Figure record listings
Begin

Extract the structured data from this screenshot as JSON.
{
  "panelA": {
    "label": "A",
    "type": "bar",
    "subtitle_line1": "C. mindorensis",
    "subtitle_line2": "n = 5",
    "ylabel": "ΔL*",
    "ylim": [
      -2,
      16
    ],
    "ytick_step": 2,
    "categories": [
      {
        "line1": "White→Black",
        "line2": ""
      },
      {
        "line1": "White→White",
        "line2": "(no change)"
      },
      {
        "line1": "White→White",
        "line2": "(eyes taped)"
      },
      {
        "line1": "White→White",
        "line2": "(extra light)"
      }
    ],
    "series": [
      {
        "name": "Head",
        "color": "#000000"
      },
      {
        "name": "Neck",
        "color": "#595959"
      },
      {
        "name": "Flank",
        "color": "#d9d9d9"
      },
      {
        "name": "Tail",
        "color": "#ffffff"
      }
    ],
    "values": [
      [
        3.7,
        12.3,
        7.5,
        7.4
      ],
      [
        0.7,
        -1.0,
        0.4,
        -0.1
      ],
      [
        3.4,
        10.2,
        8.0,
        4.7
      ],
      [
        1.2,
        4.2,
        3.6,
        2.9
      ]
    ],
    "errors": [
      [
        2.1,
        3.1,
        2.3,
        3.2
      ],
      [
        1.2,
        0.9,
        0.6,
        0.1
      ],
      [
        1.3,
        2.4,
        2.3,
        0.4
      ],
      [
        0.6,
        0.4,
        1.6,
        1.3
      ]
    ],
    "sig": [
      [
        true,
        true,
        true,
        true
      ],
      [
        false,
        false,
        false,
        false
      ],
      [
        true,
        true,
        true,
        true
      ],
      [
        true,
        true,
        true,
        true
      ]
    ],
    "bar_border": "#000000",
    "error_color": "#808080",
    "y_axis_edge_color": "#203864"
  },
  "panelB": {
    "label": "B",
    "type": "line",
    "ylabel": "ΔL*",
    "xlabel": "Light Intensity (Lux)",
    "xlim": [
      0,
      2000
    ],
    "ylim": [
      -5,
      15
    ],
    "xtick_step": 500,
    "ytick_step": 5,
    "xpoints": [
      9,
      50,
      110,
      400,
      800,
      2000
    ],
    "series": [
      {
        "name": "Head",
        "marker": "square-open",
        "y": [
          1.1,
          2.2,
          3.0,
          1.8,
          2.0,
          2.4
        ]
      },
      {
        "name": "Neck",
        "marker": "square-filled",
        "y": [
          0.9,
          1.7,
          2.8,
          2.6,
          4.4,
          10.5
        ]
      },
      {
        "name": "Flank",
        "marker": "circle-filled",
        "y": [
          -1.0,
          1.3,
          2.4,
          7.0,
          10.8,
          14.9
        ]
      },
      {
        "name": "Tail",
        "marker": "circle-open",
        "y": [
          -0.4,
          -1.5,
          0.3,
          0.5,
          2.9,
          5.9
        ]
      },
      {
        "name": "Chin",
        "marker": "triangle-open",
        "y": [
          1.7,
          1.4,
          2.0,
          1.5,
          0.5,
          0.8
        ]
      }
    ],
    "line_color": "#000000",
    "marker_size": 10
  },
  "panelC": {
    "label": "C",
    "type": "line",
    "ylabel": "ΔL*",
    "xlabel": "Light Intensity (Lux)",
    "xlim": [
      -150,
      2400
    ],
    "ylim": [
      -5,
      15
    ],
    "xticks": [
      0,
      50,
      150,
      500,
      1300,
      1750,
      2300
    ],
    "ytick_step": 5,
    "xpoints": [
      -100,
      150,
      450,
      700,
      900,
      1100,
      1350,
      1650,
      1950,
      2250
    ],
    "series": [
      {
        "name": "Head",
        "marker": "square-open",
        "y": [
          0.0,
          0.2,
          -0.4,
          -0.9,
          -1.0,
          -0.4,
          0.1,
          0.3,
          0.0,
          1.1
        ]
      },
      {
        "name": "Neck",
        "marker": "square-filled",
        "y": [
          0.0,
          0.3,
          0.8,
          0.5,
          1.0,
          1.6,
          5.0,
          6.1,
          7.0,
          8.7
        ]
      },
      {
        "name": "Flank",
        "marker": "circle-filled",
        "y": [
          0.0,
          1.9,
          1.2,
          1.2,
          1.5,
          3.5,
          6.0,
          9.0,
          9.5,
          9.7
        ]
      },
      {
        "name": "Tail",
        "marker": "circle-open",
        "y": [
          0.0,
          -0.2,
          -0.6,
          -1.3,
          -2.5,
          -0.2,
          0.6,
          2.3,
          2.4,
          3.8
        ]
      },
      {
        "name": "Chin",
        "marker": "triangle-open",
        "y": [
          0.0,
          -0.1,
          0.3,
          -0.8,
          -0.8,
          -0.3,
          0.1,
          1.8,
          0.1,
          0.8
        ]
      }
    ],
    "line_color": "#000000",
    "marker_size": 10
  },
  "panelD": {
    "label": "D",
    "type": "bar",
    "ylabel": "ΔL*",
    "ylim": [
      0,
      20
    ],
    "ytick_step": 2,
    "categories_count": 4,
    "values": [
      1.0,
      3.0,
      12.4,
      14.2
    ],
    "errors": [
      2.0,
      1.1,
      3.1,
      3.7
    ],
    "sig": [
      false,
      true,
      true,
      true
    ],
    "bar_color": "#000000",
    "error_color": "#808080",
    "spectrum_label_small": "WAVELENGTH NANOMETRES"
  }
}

End
Begin

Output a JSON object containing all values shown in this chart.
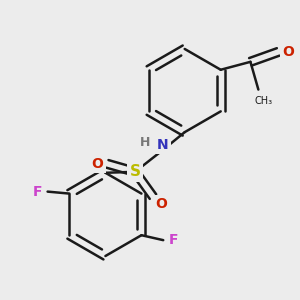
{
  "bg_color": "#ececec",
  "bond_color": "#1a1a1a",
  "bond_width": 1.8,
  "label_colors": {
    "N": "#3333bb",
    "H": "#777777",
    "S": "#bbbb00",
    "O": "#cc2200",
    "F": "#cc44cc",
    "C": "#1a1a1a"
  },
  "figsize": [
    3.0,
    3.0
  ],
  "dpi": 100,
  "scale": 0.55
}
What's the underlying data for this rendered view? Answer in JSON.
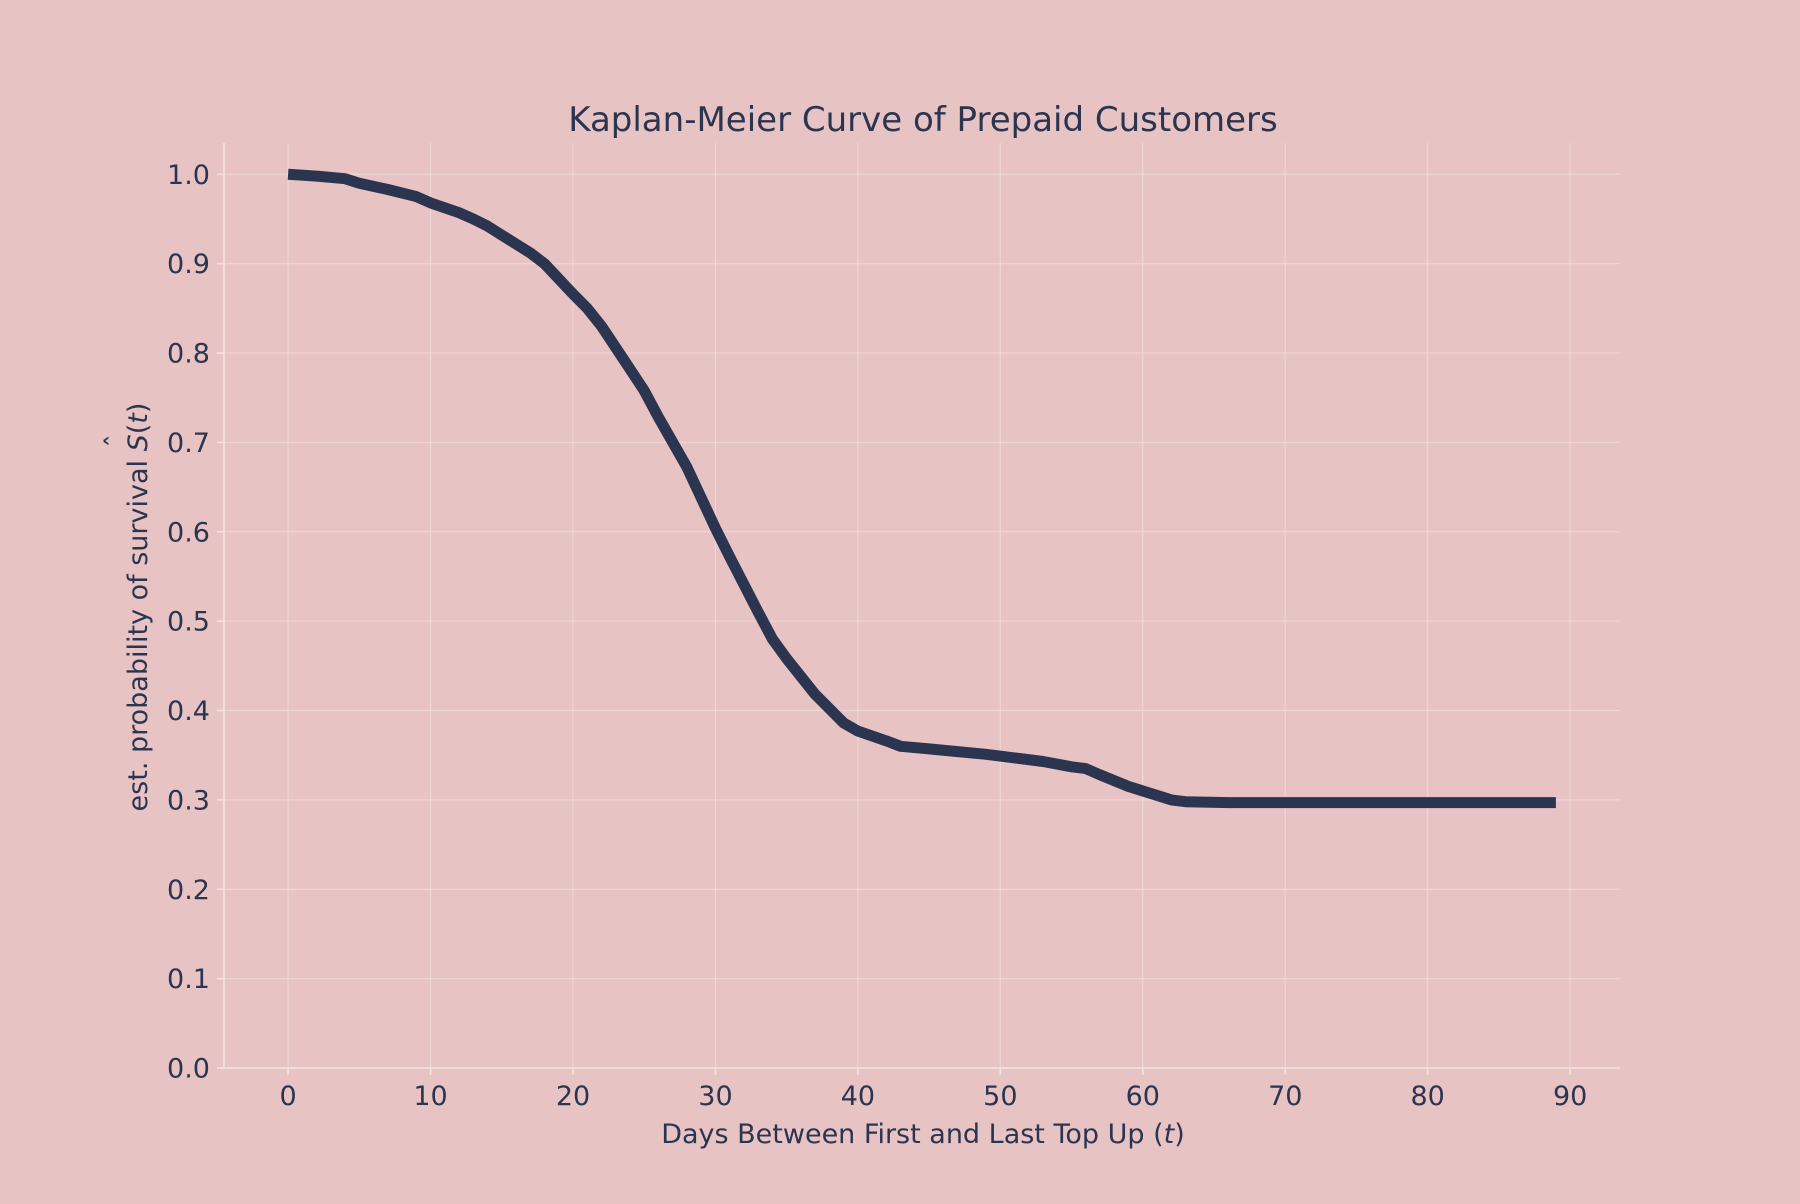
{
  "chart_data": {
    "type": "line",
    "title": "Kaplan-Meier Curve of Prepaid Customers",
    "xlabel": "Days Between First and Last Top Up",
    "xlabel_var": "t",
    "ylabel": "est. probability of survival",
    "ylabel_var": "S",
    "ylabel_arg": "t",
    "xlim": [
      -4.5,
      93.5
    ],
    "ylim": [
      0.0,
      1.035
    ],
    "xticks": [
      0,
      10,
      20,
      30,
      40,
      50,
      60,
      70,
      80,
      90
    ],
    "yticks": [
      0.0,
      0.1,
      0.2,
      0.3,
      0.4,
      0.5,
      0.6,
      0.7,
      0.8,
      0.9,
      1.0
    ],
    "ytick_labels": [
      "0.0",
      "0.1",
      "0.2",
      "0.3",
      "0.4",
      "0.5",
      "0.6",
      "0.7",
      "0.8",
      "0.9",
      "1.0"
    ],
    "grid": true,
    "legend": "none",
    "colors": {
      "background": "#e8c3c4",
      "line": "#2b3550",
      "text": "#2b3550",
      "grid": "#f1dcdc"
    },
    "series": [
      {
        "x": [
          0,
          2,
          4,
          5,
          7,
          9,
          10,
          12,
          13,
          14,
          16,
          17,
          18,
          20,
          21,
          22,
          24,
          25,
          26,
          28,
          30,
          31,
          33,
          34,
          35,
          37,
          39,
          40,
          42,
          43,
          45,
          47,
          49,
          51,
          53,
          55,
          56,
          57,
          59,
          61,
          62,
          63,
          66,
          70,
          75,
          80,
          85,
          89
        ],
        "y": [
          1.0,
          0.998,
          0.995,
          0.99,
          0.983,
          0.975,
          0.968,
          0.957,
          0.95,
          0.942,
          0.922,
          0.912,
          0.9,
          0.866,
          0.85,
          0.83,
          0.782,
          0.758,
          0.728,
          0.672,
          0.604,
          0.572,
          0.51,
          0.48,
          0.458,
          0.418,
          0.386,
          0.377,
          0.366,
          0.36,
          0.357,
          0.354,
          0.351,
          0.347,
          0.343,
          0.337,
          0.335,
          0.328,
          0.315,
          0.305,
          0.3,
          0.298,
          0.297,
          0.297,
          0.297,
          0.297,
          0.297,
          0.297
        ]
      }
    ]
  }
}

End

The answer is one number: how many lines of the material above contain "JSON".

3